TASK 1:
Turn the rows, from the first one through the one holding "y-tick-label: 0.00025 <box>28", inclusive, into a JSON list of strings with one string per line, skipping any blank lines.

SUPPLIED TEXT:

--- START ---

I was lucky enough to have a prime balcony position looking straight onto the stage for Amon Tobin’s ISAM live at The Palace Theatre in Melbourne last night.  We arrived early (read 2 hours early!) to make sure we got a good vantage point as this is a show that is heavily reliant on the relationship between the incredible visual performance and the carefully manicured and layered sound that are Tobin’s brilliant trademark.  I recently attended Aphex Twin‘s concert at the Palace and unfortunately arrived just before the main act and couldn’t get a spot to see the stage anywhere.  Luckily the 2 hour wait was absolutely made up for with a performance, like nothing I have ever seen before.

The set was a combination of different shaped white cubes creating a 3D precarious looking stack- not unlike toy blocks stacked up high by a toddler.  While interesting in itself- this was nothing compared to the transformation once the show started by way of precision projections onto the surface of the block.  Timed to the music with such absolute perfection, the blocks morphed in on themselves, lit up, caught fire, melted like lava, got sucked into themselves like some kind of vacuum or black hole, went all fluoro like a scene from Tron, turned into some kind of grinding machine and on and on it went.  For over 1 1/2  hours you could not take your eyes off the stage.  It was mesmerising, the patterns never repeating, always keeping you engaged.   The sophistication of the images made the whole set feel as if it was alive- pulsating, breathing and moving, not just with the compositions- but as part of it as if it was creating the sounds.   I loved that Amon Tobin himself was inside one of the cubes and that at various points he was lit up and at other times camouflaged.  You really got a sense that he was the pilot, or the beating heart in this strange creature.

--- END ---

MATERIAL PROVIDED:

--- START ---

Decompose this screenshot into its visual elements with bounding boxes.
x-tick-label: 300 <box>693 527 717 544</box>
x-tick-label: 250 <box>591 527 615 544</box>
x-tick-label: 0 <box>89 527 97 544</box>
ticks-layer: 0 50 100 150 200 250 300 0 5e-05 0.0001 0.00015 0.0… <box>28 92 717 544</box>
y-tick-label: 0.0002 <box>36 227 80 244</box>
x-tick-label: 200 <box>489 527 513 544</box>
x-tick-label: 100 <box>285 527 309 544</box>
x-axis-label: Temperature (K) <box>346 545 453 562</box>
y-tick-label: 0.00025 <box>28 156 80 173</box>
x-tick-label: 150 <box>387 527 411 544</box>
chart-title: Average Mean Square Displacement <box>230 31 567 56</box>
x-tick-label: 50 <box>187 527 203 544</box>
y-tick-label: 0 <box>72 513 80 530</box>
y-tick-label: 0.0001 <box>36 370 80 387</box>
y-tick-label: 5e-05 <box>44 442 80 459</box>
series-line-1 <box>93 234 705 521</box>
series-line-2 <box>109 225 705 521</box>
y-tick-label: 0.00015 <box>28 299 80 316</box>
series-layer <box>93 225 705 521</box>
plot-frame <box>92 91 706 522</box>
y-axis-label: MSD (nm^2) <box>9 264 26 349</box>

--- END ---

TASK 2:
Output the passage of the concert review between "I was lucky" and "ever seen before.", inclusive, copied word for word.

TASK OUTPUT 1:
[
  "Decompose this screenshot into its visual elements with bounding boxes.",
  "x-tick-label: 300 <box>693 527 717 544</box>",
  "x-tick-label: 250 <box>591 527 615 544</box>",
  "x-tick-label: 0 <box>89 527 97 544</box>",
  "ticks-layer: 0 50 100 150 200 250 300 0 5e-05 0.0001 0.00015 0.0… <box>28 92 717 544</box>",
  "y-tick-label: 0.0002 <box>36 227 80 244</box>",
  "x-tick-label: 200 <box>489 527 513 544</box>",
  "x-tick-label: 100 <box>285 527 309 544</box>",
  "x-axis-label: Temperature (K) <box>346 545 453 562</box>",
  "y-tick-label: 0.00025 <box>28 156 80 173</box>"
]

TASK OUTPUT 2:
I was lucky enough to have a prime balcony position looking straight onto the stage for Amon Tobin’s ISAM live at The Palace Theatre in Melbourne last night.  We arrived early (read 2 hours early!) to make sure we got a good vantage point as this is a show that is heavily reliant on the relationship between the incredible visual performance and the carefully manicured and layered sound that are Tobin’s brilliant trademark.  I recently attended Aphex Twin‘s concert at the Palace and unfortunately arrived just before the main act and couldn’t get a spot to see the stage anywhere.  Luckily the 2 hour wait was absolutely made up for with a performance, like nothing I have ever seen before.